- [INSTRUCTIONS FOR THE TASK]: For the material that follows, list every line containing the word "status".

- [DATA]:

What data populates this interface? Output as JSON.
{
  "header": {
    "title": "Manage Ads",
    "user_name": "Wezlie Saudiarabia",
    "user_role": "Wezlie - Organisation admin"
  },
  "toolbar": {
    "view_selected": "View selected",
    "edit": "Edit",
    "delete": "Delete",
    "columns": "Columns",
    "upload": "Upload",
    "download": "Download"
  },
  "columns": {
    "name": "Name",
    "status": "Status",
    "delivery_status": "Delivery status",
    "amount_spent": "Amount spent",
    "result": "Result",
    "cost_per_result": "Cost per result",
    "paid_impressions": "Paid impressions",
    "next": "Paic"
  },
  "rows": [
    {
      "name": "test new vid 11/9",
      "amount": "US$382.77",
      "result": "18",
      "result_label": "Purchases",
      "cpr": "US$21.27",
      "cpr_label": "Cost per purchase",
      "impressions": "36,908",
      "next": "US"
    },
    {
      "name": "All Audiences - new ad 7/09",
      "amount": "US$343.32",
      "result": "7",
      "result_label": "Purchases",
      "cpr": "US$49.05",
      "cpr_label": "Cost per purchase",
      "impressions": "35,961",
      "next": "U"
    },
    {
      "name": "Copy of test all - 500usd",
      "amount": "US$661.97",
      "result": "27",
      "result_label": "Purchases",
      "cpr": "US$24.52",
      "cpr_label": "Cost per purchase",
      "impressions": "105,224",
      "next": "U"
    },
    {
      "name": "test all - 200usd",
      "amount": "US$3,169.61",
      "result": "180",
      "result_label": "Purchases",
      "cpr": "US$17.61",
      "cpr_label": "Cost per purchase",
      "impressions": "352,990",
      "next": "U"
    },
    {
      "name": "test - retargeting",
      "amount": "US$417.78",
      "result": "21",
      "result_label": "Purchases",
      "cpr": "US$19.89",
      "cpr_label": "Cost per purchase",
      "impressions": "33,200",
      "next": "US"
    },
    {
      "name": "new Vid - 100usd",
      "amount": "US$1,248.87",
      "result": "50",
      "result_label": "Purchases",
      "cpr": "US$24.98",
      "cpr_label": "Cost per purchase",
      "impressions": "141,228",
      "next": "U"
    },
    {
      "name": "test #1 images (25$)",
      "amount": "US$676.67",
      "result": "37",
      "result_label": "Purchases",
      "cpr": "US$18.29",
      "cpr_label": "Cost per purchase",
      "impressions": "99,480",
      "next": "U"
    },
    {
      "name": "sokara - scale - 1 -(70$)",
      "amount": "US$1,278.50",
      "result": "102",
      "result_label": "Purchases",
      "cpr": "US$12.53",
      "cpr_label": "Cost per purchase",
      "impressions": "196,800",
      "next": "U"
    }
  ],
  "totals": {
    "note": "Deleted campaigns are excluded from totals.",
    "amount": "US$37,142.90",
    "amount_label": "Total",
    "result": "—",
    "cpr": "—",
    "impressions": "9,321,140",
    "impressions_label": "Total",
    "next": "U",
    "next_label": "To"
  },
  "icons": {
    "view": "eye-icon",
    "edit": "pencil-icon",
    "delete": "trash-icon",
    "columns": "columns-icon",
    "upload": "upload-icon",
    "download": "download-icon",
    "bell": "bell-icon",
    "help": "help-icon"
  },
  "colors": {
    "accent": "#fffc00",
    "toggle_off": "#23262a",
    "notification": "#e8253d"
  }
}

- [SOLUTION FOR THIS TASK]:
    "status": "Status",
    "delivery_status": "Delivery status",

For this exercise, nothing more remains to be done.